Exercise:
Return the material word for word. Do not include pictures.

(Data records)

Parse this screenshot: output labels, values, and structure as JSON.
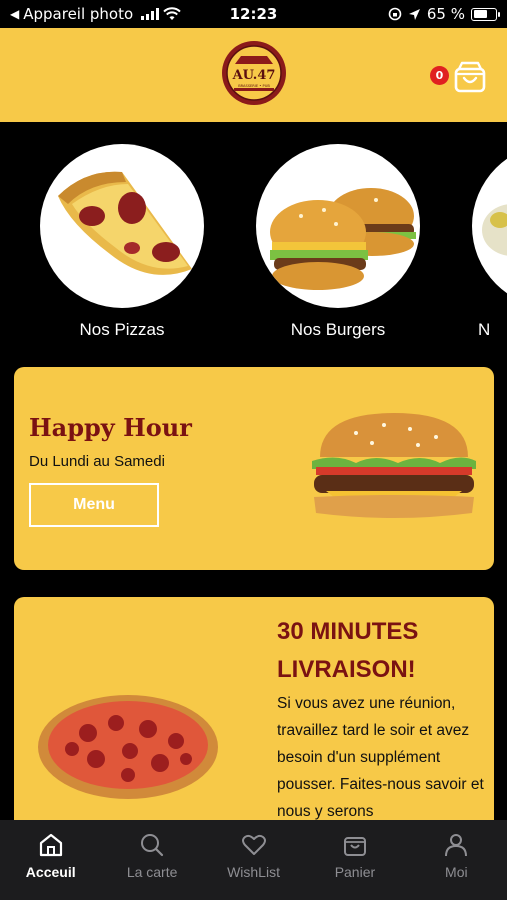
{
  "status_bar": {
    "back_label": "Appareil photo",
    "time": "12:23",
    "battery_percent": "65 %",
    "battery_level": 0.65
  },
  "header": {
    "logo_text": "AU.47",
    "logo_subtext": "BRASSERIE • PUB",
    "cart_count": "0"
  },
  "categories": [
    {
      "label": "Nos Pizzas"
    },
    {
      "label": "Nos Burgers"
    },
    {
      "label": "N"
    }
  ],
  "happy_hour": {
    "title": "Happy Hour",
    "subtitle": "Du Lundi au Samedi",
    "button_label": "Menu"
  },
  "delivery": {
    "title": "30 MINUTES LIVRAISON!",
    "text": "Si vous avez une réunion, travaillez tard le soir et avez besoin d'un supplément pousser. Faites-nous savoir et nous y serons"
  },
  "bottom_nav": [
    {
      "label": "Acceuil",
      "icon": "home-icon",
      "active": true
    },
    {
      "label": "La carte",
      "icon": "search-icon",
      "active": false
    },
    {
      "label": "WishList",
      "icon": "heart-icon",
      "active": false
    },
    {
      "label": "Panier",
      "icon": "bag-icon",
      "active": false
    },
    {
      "label": "Moi",
      "icon": "user-icon",
      "active": false
    }
  ],
  "colors": {
    "accent": "#f7c948",
    "title_red": "#7a1212",
    "nav_bg": "#1c1c1e"
  }
}
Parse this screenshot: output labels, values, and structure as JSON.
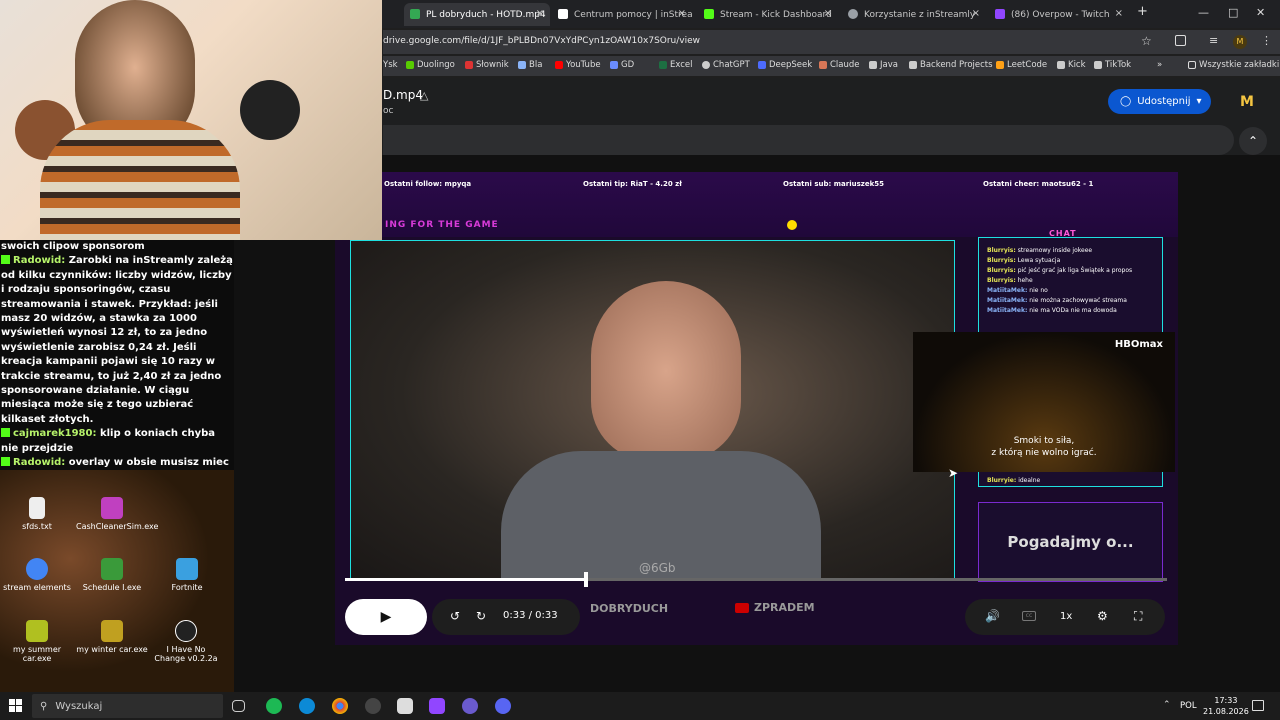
{
  "browser": {
    "tabs": [
      {
        "title": "PL dobryduch - HOTD.mp4",
        "color": "#34a853"
      },
      {
        "title": "Centrum pomocy | inStream",
        "color": "#ffffff"
      },
      {
        "title": "Stream - Kick Dashboard",
        "color": "#53fc18"
      },
      {
        "title": "Korzystanie z inStreamly",
        "color": "#9aa0a6"
      },
      {
        "title": "(86) Overpow - Twitch",
        "color": "#9146ff"
      }
    ],
    "new_tab": "+",
    "close": "×",
    "url": "drive.google.com/file/d/1JF_bPLBDn07VxYdPCyn1zOAW10x7SOru/view",
    "bookmarks": [
      {
        "label": "Ysk",
        "color": "#888"
      },
      {
        "label": "Duolingo",
        "color": "#58cc02"
      },
      {
        "label": "Słownik",
        "color": "#d33"
      },
      {
        "label": "Bla",
        "color": "#8ab4f8"
      },
      {
        "label": "YouTube",
        "color": "#ff0000"
      },
      {
        "label": "GD",
        "color": "#6a8cff"
      },
      {
        "label": "Excel",
        "color": "#1d6f42"
      },
      {
        "label": "ChatGPT",
        "color": "#ccc"
      },
      {
        "label": "DeepSeek",
        "color": "#4d6bfe"
      },
      {
        "label": "Claude",
        "color": "#d97757"
      },
      {
        "label": "Java",
        "color": "#ccc"
      },
      {
        "label": "Backend Projects",
        "color": "#ccc"
      },
      {
        "label": "LeetCode",
        "color": "#ffa116"
      },
      {
        "label": "Kick",
        "color": "#ccc"
      },
      {
        "label": "TikTok",
        "color": "#ccc"
      }
    ],
    "all_bookmarks": "Wszystkie zakładki",
    "profile_letter": "M"
  },
  "drive": {
    "filename": "D.mp4",
    "subtitle": "oc",
    "share_label": "Udostępnij",
    "avatar_letter": "M"
  },
  "chat": [
    {
      "user": "",
      "text": "swoich clipow sponsorom"
    },
    {
      "user": "Radowid:",
      "text": "Zarobki na inStreamly zależą od kilku czynników: liczby widzów, liczby i rodzaju sponsoringów, czasu streamowania i stawek. Przykład: jeśli masz 20 widzów, a stawka za 1000 wyświetleń wynosi 12 zł, to za jedno wyświetlenie zarobisz 0,24 zł. Jeśli kreacja kampanii pojawi się 10 razy w trakcie streamu, to już 2,40 zł za jedno sponsorowane działanie. W ciągu miesiąca może się z tego uzbierać kilkaset złotych."
    },
    {
      "user": "cajmarek1980:",
      "text": "klip o koniach chyba nie przejdzie"
    },
    {
      "user": "Radowid:",
      "text": "overlay w obsie musisz miec"
    }
  ],
  "desktop_icons": [
    {
      "label": "sfds.txt",
      "color": "#eee"
    },
    {
      "label": "CashCleanerSim.exe",
      "color": "#c040c0"
    },
    {
      "label": "stream elements",
      "color": "#4285f4"
    },
    {
      "label": "Schedule I.exe",
      "color": "#3a9a3a"
    },
    {
      "label": "Fortnite",
      "color": "#3aa0e0"
    },
    {
      "label": "my summer car.exe",
      "color": "#b0c020"
    },
    {
      "label": "my winter car.exe",
      "color": "#c0a020"
    },
    {
      "label": "I Have No Change v0.2.2a",
      "color": "#222"
    }
  ],
  "stream_overlay": {
    "alerts": [
      "Ostatni follow: mpyqa",
      "Ostatni tip: RiaT - 4.20 zł",
      "Ostatni sub: mariuszek55",
      "Ostatni cheer: maotsu62 - 1"
    ],
    "scroll_text": "ING FOR THE GAME",
    "chat_title": "CHAT",
    "chat_lines": [
      {
        "user": "Blurryis:",
        "text": "streamowy inside jokeee"
      },
      {
        "user": "Blurryis:",
        "text": "Lewa sytuacja"
      },
      {
        "user": "Blurryis:",
        "text": "pić jeść grać jak liga Świątek a propos"
      },
      {
        "user": "Blurryis:",
        "text": "hehe"
      },
      {
        "user": "MatiitaMek:",
        "text": "nie no"
      },
      {
        "user": "MatiitaMek:",
        "text": "nie można zachowywać streama"
      },
      {
        "user": "MatiitaMek:",
        "text": "nie ma VODa nie ma dowoda"
      },
      {
        "user": "Blurryie:",
        "text": "idealne"
      }
    ],
    "hbo_logo": "HBOmax",
    "subtitle_line1": "Smoki to siła,",
    "subtitle_line2": "z którą nie wolno igrać.",
    "pogadajmy": "Pogadajmy o...",
    "social1": "DOBRYDUCH",
    "social2": "ZPRADEM",
    "watermark": "@6Gb"
  },
  "player": {
    "time": "0:33 / 0:33",
    "progress": 0.293,
    "speed": "1x"
  },
  "taskbar": {
    "search_placeholder": "Wyszukaj",
    "lang": "POL",
    "time": "17:33",
    "date": "21.08.2026"
  }
}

Output of the exercise:
Parse this screenshot: output labels, values, and structure as JSON.
{
  "status_bar": {
    "back_label": "Appareil photo",
    "time": "12:23",
    "battery_percent": "65 %",
    "battery_level": 0.65
  },
  "header": {
    "logo_text": "AU.47",
    "logo_subtext": "BRASSERIE • PUB",
    "cart_count": "0"
  },
  "categories": [
    {
      "label": "Nos Pizzas"
    },
    {
      "label": "Nos Burgers"
    },
    {
      "label": "N"
    }
  ],
  "happy_hour": {
    "title": "Happy Hour",
    "subtitle": "Du Lundi au Samedi",
    "button_label": "Menu"
  },
  "delivery": {
    "title": "30 MINUTES LIVRAISON!",
    "text": "Si vous avez une réunion, travaillez tard le soir et avez besoin d'un supplément pousser. Faites-nous savoir et nous y serons"
  },
  "bottom_nav": [
    {
      "label": "Acceuil",
      "icon": "home-icon",
      "active": true
    },
    {
      "label": "La carte",
      "icon": "search-icon",
      "active": false
    },
    {
      "label": "WishList",
      "icon": "heart-icon",
      "active": false
    },
    {
      "label": "Panier",
      "icon": "bag-icon",
      "active": false
    },
    {
      "label": "Moi",
      "icon": "user-icon",
      "active": false
    }
  ],
  "colors": {
    "accent": "#f7c948",
    "title_red": "#7a1212",
    "nav_bg": "#1c1c1e"
  }
}
Parse this screenshot: output labels, values, and structure as JSON.
{
  "browser": {
    "tabs": [
      {
        "title": "PL dobryduch - HOTD.mp4",
        "color": "#34a853"
      },
      {
        "title": "Centrum pomocy | inStream",
        "color": "#ffffff"
      },
      {
        "title": "Stream - Kick Dashboard",
        "color": "#53fc18"
      },
      {
        "title": "Korzystanie z inStreamly",
        "color": "#9aa0a6"
      },
      {
        "title": "(86) Overpow - Twitch",
        "color": "#9146ff"
      }
    ],
    "new_tab": "+",
    "close": "×",
    "url": "drive.google.com/file/d/1JF_bPLBDn07VxYdPCyn1zOAW10x7SOru/view",
    "bookmarks": [
      {
        "label": "Ysk",
        "color": "#888"
      },
      {
        "label": "Duolingo",
        "color": "#58cc02"
      },
      {
        "label": "Słownik",
        "color": "#d33"
      },
      {
        "label": "Bla",
        "color": "#8ab4f8"
      },
      {
        "label": "YouTube",
        "color": "#ff0000"
      },
      {
        "label": "GD",
        "color": "#6a8cff"
      },
      {
        "label": "Excel",
        "color": "#1d6f42"
      },
      {
        "label": "ChatGPT",
        "color": "#ccc"
      },
      {
        "label": "DeepSeek",
        "color": "#4d6bfe"
      },
      {
        "label": "Claude",
        "color": "#d97757"
      },
      {
        "label": "Java",
        "color": "#ccc"
      },
      {
        "label": "Backend Projects",
        "color": "#ccc"
      },
      {
        "label": "LeetCode",
        "color": "#ffa116"
      },
      {
        "label": "Kick",
        "color": "#ccc"
      },
      {
        "label": "TikTok",
        "color": "#ccc"
      }
    ],
    "all_bookmarks": "Wszystkie zakładki",
    "profile_letter": "M"
  },
  "drive": {
    "filename": "D.mp4",
    "subtitle": "oc",
    "share_label": "Udostępnij",
    "avatar_letter": "M"
  },
  "chat": [
    {
      "user": "",
      "text": "swoich clipow sponsorom"
    },
    {
      "user": "Radowid:",
      "text": "Zarobki na inStreamly zależą od kilku czynników: liczby widzów, liczby i rodzaju sponsoringów, czasu streamowania i stawek. Przykład: jeśli masz 20 widzów, a stawka za 1000 wyświetleń wynosi 12 zł, to za jedno wyświetlenie zarobisz 0,24 zł. Jeśli kreacja kampanii pojawi się 10 razy w trakcie streamu, to już 2,40 zł za jedno sponsorowane działanie. W ciągu miesiąca może się z tego uzbierać kilkaset złotych."
    },
    {
      "user": "cajmarek1980:",
      "text": "klip o koniach chyba nie przejdzie"
    },
    {
      "user": "Radowid:",
      "text": "overlay w obsie musisz miec"
    }
  ],
  "desktop_icons": [
    {
      "label": "sfds.txt",
      "color": "#eee"
    },
    {
      "label": "CashCleanerSim.exe",
      "color": "#c040c0"
    },
    {
      "label": "stream elements",
      "color": "#4285f4"
    },
    {
      "label": "Schedule I.exe",
      "color": "#3a9a3a"
    },
    {
      "label": "Fortnite",
      "color": "#3aa0e0"
    },
    {
      "label": "my summer car.exe",
      "color": "#b0c020"
    },
    {
      "label": "my winter car.exe",
      "color": "#c0a020"
    },
    {
      "label": "I Have No Change v0.2.2a",
      "color": "#222"
    }
  ],
  "stream_overlay": {
    "alerts": [
      "Ostatni follow: mpyqa",
      "Ostatni tip: RiaT - 4.20 zł",
      "Ostatni sub: mariuszek55",
      "Ostatni cheer: maotsu62 - 1"
    ],
    "scroll_text": "ING FOR THE GAME",
    "chat_title": "CHAT",
    "chat_lines": [
      {
        "user": "Blurryis:",
        "text": "streamowy inside jokeee"
      },
      {
        "user": "Blurryis:",
        "text": "Lewa sytuacja"
      },
      {
        "user": "Blurryis:",
        "text": "pić jeść grać jak liga Świątek a propos"
      },
      {
        "user": "Blurryis:",
        "text": "hehe"
      },
      {
        "user": "MatiitaMek:",
        "text": "nie no"
      },
      {
        "user": "MatiitaMek:",
        "text": "nie można zachowywać streama"
      },
      {
        "user": "MatiitaMek:",
        "text": "nie ma VODa nie ma dowoda"
      },
      {
        "user": "Blurryie:",
        "text": "idealne"
      }
    ],
    "hbo_logo": "HBOmax",
    "subtitle_line1": "Smoki to siła,",
    "subtitle_line2": "z którą nie wolno igrać.",
    "pogadajmy": "Pogadajmy o...",
    "social1": "DOBRYDUCH",
    "social2": "ZPRADEM",
    "watermark": "@6Gb"
  },
  "player": {
    "time": "0:33 / 0:33",
    "progress": 0.293,
    "speed": "1x"
  },
  "taskbar": {
    "search_placeholder": "Wyszukaj",
    "lang": "POL",
    "time": "17:33",
    "date": "21.08.2026"
  }
}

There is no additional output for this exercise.